Cela soulève en fait la question de savoir si l'on doit gérer en fonction des moyens ou de la fin. En l'occurrence, la biotechnologie est un moyen. Personnellement, je préférerais gérer en fonction de la fin, parce que de cette façon, j'inclurais au moins les moyens déployés et je saurais où je m'en vais.

Pour ce qui est des deux lois, que je sache, je n'ai pas parlé de deux lois. Si j'avais été chargé de concevoir un système de réglementation de la biotechnologie, je l'aurais organisé en fonction du règne animal et du règne végétal. Je l'aurais conçu à partir des critères de la sécurité, de l'efficacité et de la fraude et j'aurais assigné ces responsabilités aux secteurs qui possèdent les plus grandes compétences en la matière.

=== Données fournies ===
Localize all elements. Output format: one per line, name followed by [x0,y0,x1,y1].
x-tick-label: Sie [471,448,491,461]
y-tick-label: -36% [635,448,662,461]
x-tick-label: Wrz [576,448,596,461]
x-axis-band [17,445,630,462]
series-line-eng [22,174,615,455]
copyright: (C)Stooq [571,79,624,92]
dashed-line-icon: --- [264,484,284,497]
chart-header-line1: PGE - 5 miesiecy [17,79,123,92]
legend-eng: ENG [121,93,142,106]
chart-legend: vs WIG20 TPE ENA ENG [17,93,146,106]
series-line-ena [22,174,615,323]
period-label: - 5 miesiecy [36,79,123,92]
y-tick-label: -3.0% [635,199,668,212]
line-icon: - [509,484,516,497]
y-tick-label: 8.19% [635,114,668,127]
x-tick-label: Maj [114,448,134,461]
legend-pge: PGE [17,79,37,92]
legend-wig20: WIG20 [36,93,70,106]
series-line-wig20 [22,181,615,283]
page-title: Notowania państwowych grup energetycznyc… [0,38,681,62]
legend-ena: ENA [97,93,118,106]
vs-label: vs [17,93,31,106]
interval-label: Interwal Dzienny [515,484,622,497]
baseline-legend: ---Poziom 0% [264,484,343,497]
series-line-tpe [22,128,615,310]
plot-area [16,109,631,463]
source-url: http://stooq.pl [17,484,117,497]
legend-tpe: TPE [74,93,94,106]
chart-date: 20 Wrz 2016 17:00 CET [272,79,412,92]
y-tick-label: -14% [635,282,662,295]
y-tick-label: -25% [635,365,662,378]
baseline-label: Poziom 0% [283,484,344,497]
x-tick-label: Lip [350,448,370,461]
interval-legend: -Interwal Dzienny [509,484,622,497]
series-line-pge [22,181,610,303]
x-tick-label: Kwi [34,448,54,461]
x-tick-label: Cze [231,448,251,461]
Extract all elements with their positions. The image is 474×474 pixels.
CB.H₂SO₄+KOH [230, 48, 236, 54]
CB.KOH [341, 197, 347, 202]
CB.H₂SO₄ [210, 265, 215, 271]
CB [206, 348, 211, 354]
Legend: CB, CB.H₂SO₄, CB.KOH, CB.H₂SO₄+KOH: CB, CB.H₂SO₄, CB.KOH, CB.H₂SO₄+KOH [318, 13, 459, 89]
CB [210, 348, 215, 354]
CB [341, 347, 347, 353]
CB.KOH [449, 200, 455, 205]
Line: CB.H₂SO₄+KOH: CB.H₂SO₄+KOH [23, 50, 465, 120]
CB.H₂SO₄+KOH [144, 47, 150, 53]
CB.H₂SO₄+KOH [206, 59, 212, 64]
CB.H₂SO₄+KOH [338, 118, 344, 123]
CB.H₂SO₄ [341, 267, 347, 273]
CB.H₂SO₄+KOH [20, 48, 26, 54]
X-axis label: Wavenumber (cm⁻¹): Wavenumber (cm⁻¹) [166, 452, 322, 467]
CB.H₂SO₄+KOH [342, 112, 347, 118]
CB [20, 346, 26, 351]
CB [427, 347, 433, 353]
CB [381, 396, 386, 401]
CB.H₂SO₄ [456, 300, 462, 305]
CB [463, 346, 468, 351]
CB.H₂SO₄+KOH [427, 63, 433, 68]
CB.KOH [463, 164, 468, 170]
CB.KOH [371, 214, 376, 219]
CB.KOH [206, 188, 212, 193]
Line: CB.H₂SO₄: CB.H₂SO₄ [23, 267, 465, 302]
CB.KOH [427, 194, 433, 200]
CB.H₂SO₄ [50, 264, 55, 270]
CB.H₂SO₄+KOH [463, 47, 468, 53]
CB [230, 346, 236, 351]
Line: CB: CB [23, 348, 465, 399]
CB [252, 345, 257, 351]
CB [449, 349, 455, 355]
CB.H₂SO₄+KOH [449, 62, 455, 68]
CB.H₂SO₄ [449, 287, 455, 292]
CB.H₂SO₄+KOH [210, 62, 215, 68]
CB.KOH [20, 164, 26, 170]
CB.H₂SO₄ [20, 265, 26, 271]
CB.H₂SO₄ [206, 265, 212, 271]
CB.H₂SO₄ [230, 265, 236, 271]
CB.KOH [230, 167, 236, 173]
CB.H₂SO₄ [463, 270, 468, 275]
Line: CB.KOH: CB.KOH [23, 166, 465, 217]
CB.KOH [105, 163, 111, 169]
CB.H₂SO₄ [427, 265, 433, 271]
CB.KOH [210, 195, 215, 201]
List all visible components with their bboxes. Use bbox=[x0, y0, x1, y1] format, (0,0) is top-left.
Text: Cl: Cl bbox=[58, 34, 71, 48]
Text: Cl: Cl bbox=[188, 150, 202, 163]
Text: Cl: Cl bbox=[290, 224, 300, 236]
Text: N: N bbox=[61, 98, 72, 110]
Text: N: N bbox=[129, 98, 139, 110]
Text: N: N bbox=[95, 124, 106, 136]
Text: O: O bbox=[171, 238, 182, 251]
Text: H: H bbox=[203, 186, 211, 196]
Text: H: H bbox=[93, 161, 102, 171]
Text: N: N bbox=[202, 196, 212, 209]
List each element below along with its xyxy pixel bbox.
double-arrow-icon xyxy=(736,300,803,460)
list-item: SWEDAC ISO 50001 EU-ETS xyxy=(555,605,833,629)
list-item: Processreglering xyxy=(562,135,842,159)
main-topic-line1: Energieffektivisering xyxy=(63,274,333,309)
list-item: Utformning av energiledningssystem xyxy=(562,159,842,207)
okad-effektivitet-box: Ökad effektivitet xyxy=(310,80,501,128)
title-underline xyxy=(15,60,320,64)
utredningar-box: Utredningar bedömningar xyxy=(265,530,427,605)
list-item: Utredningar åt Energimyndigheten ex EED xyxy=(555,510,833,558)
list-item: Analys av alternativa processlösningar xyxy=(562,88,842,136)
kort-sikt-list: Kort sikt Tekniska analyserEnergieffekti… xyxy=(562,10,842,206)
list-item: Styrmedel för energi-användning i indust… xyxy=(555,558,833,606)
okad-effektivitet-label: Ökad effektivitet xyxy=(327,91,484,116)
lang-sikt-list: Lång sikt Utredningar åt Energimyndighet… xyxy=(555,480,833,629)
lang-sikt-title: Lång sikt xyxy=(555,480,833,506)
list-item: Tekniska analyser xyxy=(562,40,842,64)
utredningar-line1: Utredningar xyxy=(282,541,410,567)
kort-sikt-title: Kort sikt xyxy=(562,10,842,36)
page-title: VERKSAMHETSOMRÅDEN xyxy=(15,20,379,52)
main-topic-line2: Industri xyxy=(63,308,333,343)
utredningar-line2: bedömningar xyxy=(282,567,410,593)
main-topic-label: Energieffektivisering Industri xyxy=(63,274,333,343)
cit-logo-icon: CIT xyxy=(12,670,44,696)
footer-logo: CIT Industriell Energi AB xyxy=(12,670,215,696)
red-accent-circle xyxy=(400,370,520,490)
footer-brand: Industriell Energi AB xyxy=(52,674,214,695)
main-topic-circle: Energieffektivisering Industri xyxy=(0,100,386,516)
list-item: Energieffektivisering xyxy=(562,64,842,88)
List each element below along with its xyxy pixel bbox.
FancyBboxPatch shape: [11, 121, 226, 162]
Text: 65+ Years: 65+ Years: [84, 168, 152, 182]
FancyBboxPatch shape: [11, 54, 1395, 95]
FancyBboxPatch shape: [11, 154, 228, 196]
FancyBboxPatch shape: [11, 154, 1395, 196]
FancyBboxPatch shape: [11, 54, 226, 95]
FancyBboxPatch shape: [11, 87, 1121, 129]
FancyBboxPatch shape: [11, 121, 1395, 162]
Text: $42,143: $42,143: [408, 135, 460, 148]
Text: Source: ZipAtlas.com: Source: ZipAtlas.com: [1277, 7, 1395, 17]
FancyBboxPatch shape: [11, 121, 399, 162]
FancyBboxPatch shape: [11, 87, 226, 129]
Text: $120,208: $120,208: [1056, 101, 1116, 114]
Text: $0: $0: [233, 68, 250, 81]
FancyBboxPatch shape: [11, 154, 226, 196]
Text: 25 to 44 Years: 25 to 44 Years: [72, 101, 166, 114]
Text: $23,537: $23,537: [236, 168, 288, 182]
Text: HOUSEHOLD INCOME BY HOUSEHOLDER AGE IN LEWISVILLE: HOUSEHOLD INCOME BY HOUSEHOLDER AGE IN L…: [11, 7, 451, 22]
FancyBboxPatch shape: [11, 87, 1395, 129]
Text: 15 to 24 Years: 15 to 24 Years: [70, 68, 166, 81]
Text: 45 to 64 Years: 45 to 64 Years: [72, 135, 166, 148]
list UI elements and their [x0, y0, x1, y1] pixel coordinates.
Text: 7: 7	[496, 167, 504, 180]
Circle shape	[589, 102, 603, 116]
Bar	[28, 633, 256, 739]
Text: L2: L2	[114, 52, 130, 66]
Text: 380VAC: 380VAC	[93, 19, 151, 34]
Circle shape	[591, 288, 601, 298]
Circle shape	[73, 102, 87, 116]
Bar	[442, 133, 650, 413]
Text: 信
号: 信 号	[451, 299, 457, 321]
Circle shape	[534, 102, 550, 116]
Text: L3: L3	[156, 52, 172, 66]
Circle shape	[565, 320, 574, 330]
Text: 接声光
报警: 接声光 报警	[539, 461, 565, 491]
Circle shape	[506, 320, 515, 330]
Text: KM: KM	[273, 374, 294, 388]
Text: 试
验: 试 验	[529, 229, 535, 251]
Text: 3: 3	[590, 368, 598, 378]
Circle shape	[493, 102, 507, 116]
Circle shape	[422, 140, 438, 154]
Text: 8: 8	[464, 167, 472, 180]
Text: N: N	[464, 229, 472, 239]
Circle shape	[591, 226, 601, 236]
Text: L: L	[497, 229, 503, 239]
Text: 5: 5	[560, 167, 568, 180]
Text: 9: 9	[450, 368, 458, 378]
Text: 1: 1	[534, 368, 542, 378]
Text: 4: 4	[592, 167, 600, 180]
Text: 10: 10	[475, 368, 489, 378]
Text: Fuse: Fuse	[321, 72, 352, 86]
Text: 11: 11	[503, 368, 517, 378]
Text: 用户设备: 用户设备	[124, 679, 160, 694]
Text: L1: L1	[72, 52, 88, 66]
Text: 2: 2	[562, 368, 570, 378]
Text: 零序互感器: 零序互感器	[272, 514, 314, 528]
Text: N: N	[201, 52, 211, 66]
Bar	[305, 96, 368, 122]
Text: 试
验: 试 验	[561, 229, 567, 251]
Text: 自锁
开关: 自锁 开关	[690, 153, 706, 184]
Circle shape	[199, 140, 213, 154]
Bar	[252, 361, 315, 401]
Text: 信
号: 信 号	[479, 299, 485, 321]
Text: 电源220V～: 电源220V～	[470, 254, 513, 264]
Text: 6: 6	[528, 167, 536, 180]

=== Tâches à réaliser ===
1. Traduisez en anglais cette phrase de l'extrait sur la réglementation de la biotechnologie : « Personnellement, je préférerais gérer en fonction de la fin, parce que de cette façon, j'inclurais au moins les moyens déployés et je saurais où je m'en vais. »
2. Recopiez fidèlement les données, depuis leur toute première ligne jusqu'à la ligne qui contient « legend-wig20: WIG20 [36,93,70,106] », celle-ci comprise.

=== Exercice corrigé ===
1. Personally, I would prefer to manage according to the end, because that way I would at least include the means deployed and I would know where I am going.

2.
Localize all elements. Output format: one per line, name followed by [x0,y0,x1,y1].
x-tick-label: Sie [471,448,491,461]
y-tick-label: -36% [635,448,662,461]
x-tick-label: Wrz [576,448,596,461]
x-axis-band [17,445,630,462]
series-line-eng [22,174,615,455]
copyright: (C)Stooq [571,79,624,92]
dashed-line-icon: --- [264,484,284,497]
chart-header-line1: PGE - 5 miesiecy [17,79,123,92]
legend-eng: ENG [121,93,142,106]
chart-legend: vs WIG20 TPE ENA ENG [17,93,146,106]
series-line-ena [22,174,615,323]
period-label: - 5 miesiecy [36,79,123,92]
y-tick-label: -3.0% [635,199,668,212]
line-icon: - [509,484,516,497]
y-tick-label: 8.19% [635,114,668,127]
x-tick-label: Maj [114,448,134,461]
legend-pge: PGE [17,79,37,92]
legend-wig20: WIG20 [36,93,70,106]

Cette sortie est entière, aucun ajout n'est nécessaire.